[DIRECTIONS]: Continue the news article below about the court ruling in the Duchess of Sussex's case against The Mail On Sunday, starting right after its last sentence.

[GIVEN TEXT]:
The Mail On Sunday has been ordered by the High Court to publish a front-page statement about the Duchess of Sussex’s legal victory against the newspaper last month.

Meghan won her copyright claim over its publication of a letter she sent to her estranged father, with a judge ruling that she “had a reasonable expectation that the contents of the letter would remain private”.


Friday’s ruling said the newspaper must print a further notice about the outcome of the case in its inside pages.
Lord Justice Warby agreed that Associated Newspapers Limited (ANL) “misused her (Meghan’s) private information and infringed her copyright”.

The duchess, 39, sued ANL over a series of articles which reproduced parts of a “heartfelt” letter to Mr Markle, 76, in August 2018.
She claimed the five articles published in February 2019 involved not only a misuse of her private information and breached her copyright but also breached the Data Protection Act.

Last month, Meghan was granted summary judgment in relation to her privacy claim, meaning she won that part of the case without having to go to trial, as well as most of her copyright claim.

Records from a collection

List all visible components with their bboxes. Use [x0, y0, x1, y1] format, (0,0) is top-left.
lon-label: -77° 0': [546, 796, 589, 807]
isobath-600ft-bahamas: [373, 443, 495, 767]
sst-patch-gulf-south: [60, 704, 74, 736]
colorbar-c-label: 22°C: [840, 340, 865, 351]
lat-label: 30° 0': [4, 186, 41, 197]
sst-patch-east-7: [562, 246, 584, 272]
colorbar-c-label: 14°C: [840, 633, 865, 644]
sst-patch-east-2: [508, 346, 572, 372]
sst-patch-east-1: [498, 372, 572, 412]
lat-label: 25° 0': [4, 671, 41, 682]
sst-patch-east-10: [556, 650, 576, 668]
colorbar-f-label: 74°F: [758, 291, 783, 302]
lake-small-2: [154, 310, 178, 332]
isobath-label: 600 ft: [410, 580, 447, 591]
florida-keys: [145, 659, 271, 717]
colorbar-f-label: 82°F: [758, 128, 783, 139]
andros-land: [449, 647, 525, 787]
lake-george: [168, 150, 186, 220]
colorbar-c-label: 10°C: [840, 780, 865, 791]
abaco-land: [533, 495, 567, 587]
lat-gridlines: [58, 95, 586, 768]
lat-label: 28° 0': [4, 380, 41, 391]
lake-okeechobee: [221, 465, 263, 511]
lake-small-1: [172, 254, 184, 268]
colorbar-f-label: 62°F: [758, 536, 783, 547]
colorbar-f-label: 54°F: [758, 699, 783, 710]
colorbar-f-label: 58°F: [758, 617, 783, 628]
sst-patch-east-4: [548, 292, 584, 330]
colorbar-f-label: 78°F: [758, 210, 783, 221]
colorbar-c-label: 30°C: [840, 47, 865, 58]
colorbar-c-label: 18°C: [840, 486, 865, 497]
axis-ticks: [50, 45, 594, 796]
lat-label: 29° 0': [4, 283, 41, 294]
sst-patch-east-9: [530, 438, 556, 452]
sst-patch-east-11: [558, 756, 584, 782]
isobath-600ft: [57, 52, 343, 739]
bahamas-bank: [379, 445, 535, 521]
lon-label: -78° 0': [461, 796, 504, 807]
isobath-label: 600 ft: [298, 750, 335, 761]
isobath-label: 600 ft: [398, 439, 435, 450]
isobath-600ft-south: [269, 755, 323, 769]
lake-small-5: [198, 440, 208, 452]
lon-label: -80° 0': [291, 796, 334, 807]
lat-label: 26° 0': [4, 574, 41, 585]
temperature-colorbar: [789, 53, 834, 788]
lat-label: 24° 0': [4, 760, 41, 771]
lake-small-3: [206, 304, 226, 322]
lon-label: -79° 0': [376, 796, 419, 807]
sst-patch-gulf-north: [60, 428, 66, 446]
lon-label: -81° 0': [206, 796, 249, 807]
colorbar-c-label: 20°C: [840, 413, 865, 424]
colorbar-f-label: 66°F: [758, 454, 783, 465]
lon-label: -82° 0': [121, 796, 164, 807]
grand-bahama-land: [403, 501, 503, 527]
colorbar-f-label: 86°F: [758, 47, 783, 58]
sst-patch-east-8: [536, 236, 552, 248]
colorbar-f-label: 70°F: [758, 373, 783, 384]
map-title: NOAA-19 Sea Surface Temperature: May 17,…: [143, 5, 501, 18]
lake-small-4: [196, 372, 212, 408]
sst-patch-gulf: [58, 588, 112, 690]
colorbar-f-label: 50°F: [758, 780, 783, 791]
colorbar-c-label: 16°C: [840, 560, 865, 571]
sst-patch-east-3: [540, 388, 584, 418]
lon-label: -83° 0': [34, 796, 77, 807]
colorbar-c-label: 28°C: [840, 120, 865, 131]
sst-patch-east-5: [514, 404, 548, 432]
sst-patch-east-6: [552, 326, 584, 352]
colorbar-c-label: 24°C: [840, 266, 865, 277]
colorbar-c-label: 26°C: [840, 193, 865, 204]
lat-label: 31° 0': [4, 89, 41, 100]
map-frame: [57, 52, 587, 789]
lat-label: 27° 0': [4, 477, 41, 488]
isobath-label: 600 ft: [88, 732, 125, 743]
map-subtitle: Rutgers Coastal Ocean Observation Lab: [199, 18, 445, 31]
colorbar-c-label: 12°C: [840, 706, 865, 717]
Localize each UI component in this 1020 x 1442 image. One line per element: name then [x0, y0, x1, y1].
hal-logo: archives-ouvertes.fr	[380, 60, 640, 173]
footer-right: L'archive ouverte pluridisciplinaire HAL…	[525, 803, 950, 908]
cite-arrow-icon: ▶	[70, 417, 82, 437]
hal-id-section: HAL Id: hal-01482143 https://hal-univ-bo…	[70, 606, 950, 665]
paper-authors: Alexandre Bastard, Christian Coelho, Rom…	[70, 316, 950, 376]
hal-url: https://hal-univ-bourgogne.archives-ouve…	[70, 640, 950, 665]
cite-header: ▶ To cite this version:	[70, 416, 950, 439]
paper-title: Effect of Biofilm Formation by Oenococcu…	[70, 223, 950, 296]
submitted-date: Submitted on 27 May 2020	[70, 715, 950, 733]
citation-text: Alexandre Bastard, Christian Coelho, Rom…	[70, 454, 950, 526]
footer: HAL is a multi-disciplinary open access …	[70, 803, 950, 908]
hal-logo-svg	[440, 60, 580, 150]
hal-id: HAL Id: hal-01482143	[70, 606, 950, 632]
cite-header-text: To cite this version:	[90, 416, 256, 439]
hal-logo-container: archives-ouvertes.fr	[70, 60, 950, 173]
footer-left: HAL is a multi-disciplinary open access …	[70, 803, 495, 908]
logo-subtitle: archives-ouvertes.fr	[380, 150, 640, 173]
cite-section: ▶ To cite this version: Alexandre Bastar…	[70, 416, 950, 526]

[RESPONSE TO THE EXERCISE]:
At a remote hearing this week, ANL’s lawyers applied for permission to appeal against that ruling on 10 grounds.
But Lord Justice Warby refused permission to appeal, saying it had “no real prospect” of success.

In the ruling last month, the judge said publication of Meghan’s letter to her father was “manifestly excessive and hence unlawful”.
He said: “It was, in short, a personal and private letter.
“The majority of what was published was about the claimant’s own behaviour, her feelings of anguish about her father’s behaviour, as she saw it, and the resulting rift between them.
“These are inherently private and personal matters.”